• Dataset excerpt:
# # #

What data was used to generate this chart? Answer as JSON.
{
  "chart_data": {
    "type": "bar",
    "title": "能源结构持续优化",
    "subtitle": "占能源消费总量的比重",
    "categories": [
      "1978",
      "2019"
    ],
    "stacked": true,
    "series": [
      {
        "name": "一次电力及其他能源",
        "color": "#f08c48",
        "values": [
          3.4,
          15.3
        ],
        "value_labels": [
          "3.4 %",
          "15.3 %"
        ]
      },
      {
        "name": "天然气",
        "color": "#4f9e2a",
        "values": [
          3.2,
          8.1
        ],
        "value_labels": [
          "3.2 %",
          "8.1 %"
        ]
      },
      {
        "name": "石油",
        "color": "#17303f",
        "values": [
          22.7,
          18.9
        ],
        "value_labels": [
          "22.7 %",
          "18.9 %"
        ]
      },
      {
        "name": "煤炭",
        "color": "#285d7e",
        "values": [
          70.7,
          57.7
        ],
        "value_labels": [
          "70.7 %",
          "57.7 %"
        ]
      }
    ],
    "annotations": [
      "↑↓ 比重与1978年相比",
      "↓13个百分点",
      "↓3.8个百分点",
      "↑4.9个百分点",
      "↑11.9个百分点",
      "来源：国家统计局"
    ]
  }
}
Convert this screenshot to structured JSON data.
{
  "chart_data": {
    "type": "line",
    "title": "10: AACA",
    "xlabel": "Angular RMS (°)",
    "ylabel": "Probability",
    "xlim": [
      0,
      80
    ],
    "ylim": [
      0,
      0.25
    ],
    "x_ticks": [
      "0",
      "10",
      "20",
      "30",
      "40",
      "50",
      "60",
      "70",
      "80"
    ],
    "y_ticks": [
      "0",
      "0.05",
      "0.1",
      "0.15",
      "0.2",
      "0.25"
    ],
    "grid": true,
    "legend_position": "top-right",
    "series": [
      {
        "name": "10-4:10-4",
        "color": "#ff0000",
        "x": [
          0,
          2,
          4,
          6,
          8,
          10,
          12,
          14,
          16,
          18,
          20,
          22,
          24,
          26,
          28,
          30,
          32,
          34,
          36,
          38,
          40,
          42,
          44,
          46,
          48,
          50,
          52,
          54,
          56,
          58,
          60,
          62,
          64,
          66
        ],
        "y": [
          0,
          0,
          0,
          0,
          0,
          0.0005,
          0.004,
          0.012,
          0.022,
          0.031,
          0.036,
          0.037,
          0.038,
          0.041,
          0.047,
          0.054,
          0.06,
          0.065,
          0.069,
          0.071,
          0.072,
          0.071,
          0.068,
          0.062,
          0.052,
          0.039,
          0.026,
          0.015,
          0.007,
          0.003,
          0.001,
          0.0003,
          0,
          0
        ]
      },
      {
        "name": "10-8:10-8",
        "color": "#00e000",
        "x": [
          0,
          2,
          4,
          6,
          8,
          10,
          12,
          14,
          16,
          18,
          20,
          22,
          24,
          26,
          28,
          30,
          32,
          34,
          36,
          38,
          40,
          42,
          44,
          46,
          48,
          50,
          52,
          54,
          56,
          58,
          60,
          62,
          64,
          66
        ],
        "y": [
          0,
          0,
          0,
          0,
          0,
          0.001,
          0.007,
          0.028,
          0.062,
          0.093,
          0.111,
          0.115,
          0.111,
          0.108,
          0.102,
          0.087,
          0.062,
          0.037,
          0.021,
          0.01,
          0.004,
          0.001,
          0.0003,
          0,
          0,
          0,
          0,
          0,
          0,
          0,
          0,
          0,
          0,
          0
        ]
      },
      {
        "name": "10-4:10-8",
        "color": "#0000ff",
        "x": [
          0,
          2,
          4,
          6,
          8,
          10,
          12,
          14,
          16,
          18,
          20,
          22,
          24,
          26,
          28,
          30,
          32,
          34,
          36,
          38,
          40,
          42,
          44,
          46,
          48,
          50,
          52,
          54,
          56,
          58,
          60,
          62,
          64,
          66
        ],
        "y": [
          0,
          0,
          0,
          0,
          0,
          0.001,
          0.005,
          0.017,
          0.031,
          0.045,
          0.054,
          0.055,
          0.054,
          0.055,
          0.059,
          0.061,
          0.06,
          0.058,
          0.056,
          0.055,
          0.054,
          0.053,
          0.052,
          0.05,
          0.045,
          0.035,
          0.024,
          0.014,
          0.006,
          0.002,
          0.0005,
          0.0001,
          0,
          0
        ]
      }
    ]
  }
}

# # #

• To be done: Scan the material for lines with the word "this", and copy each line you find.

• Solved exercise:
What data was used to generate this chart? Answer as JSON.
Convert this screenshot to structured JSON data.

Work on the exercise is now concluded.